■ What to do ■
In how many lines of the data does the word "Important" appear? Give the number by itself.

=== Stored rows ===

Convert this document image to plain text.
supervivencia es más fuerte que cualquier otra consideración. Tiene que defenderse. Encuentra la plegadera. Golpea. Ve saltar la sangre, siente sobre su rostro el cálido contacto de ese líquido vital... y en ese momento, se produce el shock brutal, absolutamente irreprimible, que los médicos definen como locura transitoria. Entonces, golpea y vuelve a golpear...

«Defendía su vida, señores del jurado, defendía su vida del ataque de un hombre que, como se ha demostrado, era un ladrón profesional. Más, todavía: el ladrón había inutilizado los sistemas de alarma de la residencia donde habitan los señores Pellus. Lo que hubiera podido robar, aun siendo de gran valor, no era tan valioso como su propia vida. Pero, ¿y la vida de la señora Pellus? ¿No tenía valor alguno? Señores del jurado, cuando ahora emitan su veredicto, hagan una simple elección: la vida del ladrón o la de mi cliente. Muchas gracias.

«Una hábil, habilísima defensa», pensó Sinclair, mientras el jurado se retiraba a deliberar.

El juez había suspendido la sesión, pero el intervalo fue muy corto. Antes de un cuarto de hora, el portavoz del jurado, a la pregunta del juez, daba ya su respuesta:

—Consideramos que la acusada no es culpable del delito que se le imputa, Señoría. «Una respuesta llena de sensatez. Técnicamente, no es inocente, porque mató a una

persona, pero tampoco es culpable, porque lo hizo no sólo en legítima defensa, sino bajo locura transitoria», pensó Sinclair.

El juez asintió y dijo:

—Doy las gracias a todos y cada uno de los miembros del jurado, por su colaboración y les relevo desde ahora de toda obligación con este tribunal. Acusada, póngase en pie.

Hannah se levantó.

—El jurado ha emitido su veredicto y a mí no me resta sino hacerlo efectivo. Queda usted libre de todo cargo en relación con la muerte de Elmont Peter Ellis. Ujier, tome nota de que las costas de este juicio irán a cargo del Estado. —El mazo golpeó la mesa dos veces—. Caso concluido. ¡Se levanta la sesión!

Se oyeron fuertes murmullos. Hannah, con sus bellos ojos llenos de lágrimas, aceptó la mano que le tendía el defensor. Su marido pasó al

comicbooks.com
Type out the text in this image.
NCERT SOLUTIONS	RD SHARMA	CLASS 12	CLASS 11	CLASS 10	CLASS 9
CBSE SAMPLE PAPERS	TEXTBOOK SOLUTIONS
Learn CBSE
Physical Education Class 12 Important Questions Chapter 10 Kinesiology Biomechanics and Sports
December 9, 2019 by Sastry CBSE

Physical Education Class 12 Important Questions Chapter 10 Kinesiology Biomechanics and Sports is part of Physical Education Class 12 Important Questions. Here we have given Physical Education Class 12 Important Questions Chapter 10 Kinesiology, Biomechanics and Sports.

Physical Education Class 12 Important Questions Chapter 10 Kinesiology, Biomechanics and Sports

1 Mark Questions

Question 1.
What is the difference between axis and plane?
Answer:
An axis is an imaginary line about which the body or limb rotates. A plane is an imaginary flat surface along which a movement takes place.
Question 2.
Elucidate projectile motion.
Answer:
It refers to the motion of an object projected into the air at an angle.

===

■ Final result ■
3